Job: What lines of the data include the string "једном"? Copy them all.

[Raw records]
[Begin]
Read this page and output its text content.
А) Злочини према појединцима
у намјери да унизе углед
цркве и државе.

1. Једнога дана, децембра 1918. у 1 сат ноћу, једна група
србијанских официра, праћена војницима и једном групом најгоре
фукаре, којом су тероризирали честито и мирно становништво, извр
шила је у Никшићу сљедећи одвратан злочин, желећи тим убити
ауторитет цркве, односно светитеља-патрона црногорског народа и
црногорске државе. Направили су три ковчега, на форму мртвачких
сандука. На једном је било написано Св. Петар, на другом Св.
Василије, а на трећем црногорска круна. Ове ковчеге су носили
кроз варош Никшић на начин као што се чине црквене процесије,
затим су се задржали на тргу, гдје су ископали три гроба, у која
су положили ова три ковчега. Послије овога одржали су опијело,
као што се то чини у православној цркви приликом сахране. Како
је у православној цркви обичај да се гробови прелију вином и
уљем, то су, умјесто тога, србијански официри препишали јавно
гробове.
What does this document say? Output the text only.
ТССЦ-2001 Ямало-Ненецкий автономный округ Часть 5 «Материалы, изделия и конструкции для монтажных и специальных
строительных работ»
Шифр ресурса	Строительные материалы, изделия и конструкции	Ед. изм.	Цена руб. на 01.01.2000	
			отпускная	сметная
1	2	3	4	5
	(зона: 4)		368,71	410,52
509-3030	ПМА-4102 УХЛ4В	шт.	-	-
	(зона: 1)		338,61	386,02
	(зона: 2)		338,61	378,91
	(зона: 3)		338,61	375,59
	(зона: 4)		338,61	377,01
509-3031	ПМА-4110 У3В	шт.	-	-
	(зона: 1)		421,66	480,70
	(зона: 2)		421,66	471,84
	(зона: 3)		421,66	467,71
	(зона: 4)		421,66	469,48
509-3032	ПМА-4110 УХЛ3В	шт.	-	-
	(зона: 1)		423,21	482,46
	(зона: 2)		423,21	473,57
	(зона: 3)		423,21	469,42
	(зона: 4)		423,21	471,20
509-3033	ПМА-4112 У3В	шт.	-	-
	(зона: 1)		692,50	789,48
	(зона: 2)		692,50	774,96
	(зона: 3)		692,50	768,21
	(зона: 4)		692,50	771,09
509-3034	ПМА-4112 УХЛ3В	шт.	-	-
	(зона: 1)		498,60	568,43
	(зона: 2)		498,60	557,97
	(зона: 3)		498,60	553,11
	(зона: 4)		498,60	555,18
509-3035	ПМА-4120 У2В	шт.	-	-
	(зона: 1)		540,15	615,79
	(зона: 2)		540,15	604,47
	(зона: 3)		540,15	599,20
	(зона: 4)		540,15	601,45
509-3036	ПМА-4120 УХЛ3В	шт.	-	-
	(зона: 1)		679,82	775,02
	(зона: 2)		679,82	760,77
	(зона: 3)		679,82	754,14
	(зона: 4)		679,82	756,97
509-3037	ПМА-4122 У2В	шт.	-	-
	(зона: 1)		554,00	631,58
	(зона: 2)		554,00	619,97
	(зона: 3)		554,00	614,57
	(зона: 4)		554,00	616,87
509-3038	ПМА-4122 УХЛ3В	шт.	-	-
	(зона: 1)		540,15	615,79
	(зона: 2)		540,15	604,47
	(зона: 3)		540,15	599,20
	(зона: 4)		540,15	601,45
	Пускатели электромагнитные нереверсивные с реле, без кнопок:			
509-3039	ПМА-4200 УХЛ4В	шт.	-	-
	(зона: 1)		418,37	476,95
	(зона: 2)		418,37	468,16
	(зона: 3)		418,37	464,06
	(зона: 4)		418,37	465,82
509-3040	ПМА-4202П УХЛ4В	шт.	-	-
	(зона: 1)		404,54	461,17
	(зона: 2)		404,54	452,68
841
[End]
Task response:
србијанских официра, праћена војницима и једном групом најгоре
сандука. На једном је било написано Св. Петар, на другом Св.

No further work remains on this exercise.